Exercise objective —
Lift out each line of the data that holds "ForumBase".

Supplied information —
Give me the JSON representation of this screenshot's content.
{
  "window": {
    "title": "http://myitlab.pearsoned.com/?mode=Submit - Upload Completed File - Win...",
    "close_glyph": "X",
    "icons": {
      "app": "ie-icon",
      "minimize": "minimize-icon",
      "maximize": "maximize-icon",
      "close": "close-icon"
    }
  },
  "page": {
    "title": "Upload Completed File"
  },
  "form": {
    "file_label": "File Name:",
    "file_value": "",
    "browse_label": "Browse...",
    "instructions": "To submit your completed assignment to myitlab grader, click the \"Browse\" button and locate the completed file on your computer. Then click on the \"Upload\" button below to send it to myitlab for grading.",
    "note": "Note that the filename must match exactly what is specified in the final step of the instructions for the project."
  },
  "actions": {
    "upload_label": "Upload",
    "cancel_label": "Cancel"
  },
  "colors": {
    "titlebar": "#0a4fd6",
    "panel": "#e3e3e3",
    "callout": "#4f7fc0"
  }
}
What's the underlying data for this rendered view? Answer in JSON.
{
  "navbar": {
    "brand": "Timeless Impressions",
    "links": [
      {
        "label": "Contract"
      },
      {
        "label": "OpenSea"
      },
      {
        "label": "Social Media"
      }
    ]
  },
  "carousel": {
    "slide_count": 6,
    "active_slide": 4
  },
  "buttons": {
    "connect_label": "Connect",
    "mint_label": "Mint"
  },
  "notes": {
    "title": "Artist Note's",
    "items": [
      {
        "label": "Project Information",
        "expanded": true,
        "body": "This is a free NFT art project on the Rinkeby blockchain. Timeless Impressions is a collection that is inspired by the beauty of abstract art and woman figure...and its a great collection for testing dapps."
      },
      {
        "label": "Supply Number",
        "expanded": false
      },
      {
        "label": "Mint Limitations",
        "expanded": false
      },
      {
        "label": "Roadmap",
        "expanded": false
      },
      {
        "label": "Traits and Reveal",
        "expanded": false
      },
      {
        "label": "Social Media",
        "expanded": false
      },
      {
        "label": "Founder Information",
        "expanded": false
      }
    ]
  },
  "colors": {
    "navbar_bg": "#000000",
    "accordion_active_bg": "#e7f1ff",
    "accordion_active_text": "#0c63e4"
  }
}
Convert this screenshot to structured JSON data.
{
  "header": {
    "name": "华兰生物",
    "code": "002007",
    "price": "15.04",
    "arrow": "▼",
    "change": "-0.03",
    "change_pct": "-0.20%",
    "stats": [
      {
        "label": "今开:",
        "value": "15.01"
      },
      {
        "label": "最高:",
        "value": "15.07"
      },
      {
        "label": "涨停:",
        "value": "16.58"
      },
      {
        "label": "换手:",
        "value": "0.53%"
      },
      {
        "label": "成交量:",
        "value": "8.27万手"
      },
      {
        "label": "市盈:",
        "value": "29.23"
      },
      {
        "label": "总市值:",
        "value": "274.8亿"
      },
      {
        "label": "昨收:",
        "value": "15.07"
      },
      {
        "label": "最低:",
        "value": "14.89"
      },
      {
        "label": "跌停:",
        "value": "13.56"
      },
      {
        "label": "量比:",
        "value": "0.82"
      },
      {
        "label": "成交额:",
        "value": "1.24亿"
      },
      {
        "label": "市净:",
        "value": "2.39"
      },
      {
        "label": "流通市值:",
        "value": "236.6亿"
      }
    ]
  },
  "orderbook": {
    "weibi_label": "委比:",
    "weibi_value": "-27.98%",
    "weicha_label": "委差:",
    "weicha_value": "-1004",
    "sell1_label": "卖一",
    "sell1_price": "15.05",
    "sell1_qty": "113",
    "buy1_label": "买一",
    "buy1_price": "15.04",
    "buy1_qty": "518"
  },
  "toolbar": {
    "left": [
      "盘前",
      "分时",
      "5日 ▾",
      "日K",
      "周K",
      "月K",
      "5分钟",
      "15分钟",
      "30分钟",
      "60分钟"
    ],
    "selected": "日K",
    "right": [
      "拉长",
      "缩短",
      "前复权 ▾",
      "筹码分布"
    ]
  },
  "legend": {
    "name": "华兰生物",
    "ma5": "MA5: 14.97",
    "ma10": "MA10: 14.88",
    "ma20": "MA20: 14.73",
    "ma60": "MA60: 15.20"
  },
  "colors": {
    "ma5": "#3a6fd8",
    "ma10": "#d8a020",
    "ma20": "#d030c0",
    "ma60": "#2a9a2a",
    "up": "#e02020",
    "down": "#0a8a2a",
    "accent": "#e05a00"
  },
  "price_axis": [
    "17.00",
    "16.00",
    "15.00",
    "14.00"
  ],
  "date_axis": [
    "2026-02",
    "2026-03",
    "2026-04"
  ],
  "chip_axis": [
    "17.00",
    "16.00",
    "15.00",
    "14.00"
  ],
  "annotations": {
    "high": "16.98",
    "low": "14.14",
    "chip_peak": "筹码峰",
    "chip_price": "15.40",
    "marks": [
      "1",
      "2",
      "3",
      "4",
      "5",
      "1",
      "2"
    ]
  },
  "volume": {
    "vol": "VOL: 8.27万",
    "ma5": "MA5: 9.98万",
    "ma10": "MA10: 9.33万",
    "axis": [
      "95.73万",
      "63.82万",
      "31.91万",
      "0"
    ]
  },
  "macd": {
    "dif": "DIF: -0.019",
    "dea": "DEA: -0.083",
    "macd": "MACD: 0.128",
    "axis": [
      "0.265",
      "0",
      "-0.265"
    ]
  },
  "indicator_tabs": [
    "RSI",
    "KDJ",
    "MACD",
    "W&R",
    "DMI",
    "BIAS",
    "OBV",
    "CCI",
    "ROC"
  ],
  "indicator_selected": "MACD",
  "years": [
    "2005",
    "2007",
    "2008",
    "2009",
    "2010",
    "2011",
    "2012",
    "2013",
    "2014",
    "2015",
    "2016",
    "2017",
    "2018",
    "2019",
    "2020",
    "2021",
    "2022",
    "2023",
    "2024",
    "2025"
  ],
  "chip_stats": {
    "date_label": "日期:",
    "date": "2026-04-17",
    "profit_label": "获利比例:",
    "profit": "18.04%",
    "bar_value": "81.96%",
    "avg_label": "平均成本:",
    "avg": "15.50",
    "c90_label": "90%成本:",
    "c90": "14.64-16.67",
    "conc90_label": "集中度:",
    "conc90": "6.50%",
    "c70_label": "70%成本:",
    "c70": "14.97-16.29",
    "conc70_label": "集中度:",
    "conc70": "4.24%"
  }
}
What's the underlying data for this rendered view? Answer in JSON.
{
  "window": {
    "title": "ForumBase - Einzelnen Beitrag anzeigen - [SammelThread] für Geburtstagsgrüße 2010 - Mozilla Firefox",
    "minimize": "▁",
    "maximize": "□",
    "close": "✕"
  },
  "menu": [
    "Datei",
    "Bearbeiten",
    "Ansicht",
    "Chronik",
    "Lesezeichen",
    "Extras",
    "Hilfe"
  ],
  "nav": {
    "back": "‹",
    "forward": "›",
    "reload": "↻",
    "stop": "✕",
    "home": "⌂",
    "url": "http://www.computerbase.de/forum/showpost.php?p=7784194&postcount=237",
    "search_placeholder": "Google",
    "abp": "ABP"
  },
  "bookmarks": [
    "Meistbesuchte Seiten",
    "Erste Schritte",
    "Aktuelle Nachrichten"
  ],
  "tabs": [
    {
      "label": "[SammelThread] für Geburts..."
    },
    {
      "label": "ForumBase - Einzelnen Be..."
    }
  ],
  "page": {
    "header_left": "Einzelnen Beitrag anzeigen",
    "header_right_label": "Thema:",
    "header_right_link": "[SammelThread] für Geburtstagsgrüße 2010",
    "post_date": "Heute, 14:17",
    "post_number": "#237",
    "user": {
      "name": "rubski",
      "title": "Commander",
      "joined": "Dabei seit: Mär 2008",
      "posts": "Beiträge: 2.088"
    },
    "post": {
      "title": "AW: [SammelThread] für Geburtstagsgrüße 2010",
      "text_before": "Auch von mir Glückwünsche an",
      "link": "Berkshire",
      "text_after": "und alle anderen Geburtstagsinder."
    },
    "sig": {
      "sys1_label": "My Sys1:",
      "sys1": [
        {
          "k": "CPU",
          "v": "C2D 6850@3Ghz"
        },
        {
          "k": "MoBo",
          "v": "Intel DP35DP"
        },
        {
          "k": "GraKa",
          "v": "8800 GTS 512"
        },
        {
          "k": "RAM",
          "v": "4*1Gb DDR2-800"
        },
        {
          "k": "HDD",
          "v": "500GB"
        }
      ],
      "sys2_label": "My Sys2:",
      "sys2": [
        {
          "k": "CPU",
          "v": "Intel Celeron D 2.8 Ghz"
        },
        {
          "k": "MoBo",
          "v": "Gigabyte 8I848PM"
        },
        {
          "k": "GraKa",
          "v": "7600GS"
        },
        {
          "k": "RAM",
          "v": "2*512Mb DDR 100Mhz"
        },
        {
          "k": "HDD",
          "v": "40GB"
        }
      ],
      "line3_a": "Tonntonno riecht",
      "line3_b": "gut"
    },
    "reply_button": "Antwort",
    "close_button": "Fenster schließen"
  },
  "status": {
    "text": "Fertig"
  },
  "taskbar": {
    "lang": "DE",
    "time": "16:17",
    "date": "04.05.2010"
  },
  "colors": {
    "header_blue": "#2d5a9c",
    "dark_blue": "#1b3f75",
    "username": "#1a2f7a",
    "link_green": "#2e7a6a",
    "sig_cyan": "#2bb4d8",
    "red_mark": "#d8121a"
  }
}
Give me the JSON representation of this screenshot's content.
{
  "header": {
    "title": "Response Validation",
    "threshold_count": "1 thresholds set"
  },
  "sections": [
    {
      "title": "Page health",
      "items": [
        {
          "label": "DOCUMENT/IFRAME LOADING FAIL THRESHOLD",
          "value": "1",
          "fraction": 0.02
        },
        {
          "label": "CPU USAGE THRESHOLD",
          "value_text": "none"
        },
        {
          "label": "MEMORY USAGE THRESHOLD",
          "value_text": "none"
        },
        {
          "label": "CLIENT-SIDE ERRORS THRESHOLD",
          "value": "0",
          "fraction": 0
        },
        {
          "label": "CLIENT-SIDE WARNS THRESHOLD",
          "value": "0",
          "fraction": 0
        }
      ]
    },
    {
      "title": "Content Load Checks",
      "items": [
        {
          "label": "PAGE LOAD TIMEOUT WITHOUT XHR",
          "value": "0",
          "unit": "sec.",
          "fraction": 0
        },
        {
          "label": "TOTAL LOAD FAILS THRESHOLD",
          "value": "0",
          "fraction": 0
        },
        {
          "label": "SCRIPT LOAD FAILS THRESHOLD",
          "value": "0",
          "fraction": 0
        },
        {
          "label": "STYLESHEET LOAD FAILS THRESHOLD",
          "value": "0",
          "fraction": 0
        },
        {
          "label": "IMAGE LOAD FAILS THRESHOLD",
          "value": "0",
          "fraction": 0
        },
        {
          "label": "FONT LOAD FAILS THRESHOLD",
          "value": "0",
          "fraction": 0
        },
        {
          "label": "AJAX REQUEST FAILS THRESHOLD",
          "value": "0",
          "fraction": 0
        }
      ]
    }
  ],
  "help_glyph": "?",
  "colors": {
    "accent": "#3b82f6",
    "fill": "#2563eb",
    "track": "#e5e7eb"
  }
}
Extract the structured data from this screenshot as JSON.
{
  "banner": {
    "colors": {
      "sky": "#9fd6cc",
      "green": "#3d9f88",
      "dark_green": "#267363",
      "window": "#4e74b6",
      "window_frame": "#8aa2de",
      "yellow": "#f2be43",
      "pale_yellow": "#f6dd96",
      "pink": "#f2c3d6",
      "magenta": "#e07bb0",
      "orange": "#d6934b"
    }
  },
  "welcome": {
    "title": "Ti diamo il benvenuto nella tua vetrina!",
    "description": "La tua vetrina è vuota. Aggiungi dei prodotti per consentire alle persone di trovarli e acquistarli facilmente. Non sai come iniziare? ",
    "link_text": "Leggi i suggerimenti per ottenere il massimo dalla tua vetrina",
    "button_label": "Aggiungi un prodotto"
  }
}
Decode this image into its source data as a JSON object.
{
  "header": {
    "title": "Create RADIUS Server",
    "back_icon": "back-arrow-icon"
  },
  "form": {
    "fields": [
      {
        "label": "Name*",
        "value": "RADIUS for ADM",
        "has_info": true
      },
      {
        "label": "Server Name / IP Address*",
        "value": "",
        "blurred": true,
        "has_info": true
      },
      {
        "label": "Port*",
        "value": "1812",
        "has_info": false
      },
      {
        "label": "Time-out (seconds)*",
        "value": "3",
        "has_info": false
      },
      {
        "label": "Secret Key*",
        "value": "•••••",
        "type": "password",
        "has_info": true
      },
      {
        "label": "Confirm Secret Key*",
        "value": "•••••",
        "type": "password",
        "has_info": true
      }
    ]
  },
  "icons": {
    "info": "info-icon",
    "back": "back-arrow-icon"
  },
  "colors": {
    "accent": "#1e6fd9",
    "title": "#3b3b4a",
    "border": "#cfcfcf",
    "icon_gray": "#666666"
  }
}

Expected answer —
    "title": "ForumBase - Einzelnen Beitrag anzeigen - [SammelThread] für Geburtstagsgrüße 2010 - Mozilla Firefox",
      "label": "ForumBase - Einzelnen Be..."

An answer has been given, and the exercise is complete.